In this paper, a consecutive high-channel-count FBG is successfully demonstrated based on the simultaneous utilization of the amplitude-assisted phase-only sampling (AAPS) function and a phase-only sampling (POS) function. The remainder of this paper is organized as follows. The principle of the AAPS+POS method is theoretically described in Section 2, which is based on the Fourier theory. In Section 3, two FBGs with the consecutive 135- and 405- channels are respectively designed by using the AAPS+POS method. In Section 4, the other two kinds of double sampling methods (i.e., AAPS+AAPS and POS+POS) are numerically demonstrated to compare with the proposed AAPS+POS method. In Section 5, the fabrication tolerances required for the double sampling based FBG are numerically investigated. Finally, the conclusions are given in Section 6.

EXCERPTED RECORDS »

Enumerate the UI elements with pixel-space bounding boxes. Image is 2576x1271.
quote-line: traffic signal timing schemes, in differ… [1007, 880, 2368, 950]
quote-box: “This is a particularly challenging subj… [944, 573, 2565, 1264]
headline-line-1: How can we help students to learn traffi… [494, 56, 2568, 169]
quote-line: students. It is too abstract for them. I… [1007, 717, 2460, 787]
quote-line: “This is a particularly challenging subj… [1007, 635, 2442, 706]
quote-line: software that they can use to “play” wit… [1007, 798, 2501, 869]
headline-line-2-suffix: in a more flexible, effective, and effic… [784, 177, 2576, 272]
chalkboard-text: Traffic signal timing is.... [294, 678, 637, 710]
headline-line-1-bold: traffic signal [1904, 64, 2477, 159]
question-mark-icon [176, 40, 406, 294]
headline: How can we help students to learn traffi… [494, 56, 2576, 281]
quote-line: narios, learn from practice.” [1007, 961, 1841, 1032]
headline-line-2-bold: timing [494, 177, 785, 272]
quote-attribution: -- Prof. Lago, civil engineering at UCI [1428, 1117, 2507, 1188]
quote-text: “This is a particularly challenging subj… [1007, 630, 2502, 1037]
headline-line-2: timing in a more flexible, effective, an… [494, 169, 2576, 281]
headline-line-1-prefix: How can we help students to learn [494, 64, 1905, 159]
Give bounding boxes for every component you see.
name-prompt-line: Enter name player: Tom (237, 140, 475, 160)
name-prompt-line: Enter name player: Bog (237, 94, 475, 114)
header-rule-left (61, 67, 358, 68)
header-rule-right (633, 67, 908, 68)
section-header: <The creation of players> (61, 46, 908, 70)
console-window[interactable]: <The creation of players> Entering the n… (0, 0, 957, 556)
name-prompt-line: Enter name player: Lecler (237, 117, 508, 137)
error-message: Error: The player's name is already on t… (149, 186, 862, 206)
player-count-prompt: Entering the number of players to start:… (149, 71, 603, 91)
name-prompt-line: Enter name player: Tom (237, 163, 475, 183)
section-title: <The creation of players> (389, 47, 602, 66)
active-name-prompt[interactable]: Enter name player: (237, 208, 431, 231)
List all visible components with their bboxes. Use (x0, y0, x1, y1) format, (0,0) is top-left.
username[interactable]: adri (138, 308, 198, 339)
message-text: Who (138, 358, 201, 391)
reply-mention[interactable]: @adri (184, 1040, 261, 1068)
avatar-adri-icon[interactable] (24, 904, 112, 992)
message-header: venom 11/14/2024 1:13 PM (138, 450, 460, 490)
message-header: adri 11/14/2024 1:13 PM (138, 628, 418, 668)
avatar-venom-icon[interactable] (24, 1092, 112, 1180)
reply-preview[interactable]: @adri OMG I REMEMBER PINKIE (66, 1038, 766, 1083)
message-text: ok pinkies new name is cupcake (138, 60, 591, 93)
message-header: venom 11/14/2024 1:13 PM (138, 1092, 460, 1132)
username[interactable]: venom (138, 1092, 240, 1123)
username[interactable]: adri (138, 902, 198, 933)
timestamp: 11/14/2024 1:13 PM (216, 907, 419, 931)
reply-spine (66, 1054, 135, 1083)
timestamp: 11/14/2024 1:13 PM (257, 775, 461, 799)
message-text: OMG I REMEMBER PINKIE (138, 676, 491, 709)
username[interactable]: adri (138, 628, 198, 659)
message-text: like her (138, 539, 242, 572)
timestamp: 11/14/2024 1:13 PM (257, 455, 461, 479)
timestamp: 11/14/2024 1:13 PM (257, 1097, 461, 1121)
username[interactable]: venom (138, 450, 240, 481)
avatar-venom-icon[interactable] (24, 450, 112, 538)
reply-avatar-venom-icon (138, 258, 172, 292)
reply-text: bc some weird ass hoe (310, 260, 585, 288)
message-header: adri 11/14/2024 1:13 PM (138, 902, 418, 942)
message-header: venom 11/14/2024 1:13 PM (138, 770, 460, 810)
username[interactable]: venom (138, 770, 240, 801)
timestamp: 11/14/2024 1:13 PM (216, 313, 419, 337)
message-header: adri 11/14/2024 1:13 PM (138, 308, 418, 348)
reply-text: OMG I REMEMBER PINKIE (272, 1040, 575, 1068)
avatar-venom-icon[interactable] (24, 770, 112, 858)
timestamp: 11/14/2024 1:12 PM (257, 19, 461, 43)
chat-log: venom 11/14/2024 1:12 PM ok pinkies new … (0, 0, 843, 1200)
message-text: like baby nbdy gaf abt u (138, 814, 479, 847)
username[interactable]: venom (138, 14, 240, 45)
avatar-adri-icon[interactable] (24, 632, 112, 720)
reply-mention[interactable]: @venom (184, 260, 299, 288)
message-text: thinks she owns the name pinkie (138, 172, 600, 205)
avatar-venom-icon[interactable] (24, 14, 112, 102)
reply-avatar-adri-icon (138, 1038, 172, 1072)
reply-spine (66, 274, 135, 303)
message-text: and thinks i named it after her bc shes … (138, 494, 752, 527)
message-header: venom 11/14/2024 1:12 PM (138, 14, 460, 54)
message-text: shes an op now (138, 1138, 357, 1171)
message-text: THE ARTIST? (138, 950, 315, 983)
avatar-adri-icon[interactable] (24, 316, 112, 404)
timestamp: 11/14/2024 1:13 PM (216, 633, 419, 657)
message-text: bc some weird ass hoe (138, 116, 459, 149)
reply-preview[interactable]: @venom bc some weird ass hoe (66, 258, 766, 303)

INSTRUCTIONS »
**a)** Reproduce the part of the passage on sampled FBGs that opens with the words containing "In this paper, a" and closes with "in Section 6.".
**b)** In the passage on sampled FBGs, what channel counts do the two FBGs designed in Section 3 have?

RESPONSES TO THE TASKS »
**a)**
In this paper, a consecutive high-channel-count FBG is successfully demonstrated based on the simultaneous utilization of the amplitude-assisted phase-only sampling (AAPS) function and a phase-only sampling (POS) function. The remainder of this paper is organized as follows. The principle of the AAPS+POS method is theoretically described in Section 2, which is based on the Fourier theory. In Section 3, two FBGs with the consecutive 135- and 405- channels are respectively designed by using the AAPS+POS method. In Section 4, the other two kinds of double sampling methods (i.e., AAPS+AAPS and POS+POS) are numerically demonstrated to compare with the proposed AAPS+POS method. In Section 5, the fabrication tolerances required for the double sampling based FBG are numerically investigated. Finally, the conclusions are given in Section 6.

**b)** They have 135 and 405 consecutive channels.